Lines before the one containing "Type out the text in this image." are excluded; reproduce that line and all lines after it in the entries below, exactly.

** start Data provided **

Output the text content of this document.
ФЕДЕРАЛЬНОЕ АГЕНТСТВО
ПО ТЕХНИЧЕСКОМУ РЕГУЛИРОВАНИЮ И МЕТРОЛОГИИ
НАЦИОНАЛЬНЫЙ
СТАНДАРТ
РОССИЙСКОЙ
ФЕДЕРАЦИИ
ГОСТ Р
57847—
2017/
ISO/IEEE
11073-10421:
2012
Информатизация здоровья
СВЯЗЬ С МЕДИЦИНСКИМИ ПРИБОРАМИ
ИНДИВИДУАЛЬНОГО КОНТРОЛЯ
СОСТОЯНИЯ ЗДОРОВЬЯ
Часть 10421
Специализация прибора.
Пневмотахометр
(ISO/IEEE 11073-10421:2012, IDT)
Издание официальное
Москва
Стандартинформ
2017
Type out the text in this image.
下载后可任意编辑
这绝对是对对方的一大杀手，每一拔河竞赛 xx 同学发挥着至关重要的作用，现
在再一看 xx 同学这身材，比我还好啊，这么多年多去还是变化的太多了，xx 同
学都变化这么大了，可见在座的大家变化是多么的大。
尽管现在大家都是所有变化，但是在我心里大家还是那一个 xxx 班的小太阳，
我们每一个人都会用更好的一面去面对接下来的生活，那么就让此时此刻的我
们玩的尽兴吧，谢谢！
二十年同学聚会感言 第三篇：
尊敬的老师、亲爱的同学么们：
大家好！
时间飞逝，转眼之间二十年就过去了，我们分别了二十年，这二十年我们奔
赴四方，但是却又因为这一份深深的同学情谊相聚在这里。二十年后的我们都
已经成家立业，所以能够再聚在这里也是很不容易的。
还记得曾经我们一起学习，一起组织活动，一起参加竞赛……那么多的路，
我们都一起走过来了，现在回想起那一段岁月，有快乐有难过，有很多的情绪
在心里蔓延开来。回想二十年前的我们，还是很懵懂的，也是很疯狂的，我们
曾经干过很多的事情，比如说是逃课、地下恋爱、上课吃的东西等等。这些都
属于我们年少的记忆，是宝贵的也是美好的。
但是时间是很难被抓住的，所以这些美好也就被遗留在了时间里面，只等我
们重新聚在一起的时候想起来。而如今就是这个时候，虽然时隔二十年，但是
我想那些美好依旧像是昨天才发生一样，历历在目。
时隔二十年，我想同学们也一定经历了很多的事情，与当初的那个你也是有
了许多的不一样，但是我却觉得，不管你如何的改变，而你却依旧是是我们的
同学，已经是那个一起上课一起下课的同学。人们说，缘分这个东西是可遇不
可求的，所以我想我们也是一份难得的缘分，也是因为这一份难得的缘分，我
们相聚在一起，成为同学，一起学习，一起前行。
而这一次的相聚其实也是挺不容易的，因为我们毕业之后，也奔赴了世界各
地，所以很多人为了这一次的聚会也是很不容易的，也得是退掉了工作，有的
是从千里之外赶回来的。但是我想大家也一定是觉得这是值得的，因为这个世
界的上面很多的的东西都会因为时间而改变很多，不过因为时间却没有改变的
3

** end Data provided **

The result
Type out the text in this image.
下载后可任意编辑
这绝对是对对方的一大杀手，每一拔河竞赛 xx 同学发挥着至关重要的作用，现
在再一看 xx 同学这身材，比我还好啊，这么多年多去还是变化的太多了，xx 同
学都变化这么大了，可见在座的大家变化是多么的大。
尽管现在大家都是所有变化，但是在我心里大家还是那一个 xxx 班的小太阳，
我们每一个人都会用更好的一面去面对接下来的生活，那么就让此时此刻的我
们玩的尽兴吧，谢谢！
二十年同学聚会感言 第三篇：
尊敬的老师、亲爱的同学么们：
大家好！
时间飞逝，转眼之间二十年就过去了，我们分别了二十年，这二十年我们奔
赴四方，但是却又因为这一份深深的同学情谊相聚在这里。二十年后的我们都
已经成家立业，所以能够再聚在这里也是很不容易的。
还记得曾经我们一起学习，一起组织活动，一起参加竞赛……那么多的路，
我们都一起走过来了，现在回想起那一段岁月，有快乐有难过，有很多的情绪
在心里蔓延开来。回想二十年前的我们，还是很懵懂的，也是很疯狂的，我们
曾经干过很多的事情，比如说是逃课、地下恋爱、上课吃的东西等等。这些都
属于我们年少的记忆，是宝贵的也是美好的。
但是时间是很难被抓住的，所以这些美好也就被遗留在了时间里面，只等我
们重新聚在一起的时候想起来。而如今就是这个时候，虽然时隔二十年，但是
我想那些美好依旧像是昨天才发生一样，历历在目。
时隔二十年，我想同学们也一定经历了很多的事情，与当初的那个你也是有
了许多的不一样，但是我却觉得，不管你如何的改变，而你却依旧是是我们的
同学，已经是那个一起上课一起下课的同学。人们说，缘分这个东西是可遇不
可求的，所以我想我们也是一份难得的缘分，也是因为这一份难得的缘分，我
们相聚在一起，成为同学，一起学习，一起前行。
而这一次的相聚其实也是挺不容易的，因为我们毕业之后，也奔赴了世界各
地，所以很多人为了这一次的聚会也是很不容易的，也得是退掉了工作，有的
是从千里之外赶回来的。但是我想大家也一定是觉得这是值得的，因为这个世
界的上面很多的的东西都会因为时间而改变很多，不过因为时间却没有改变的
3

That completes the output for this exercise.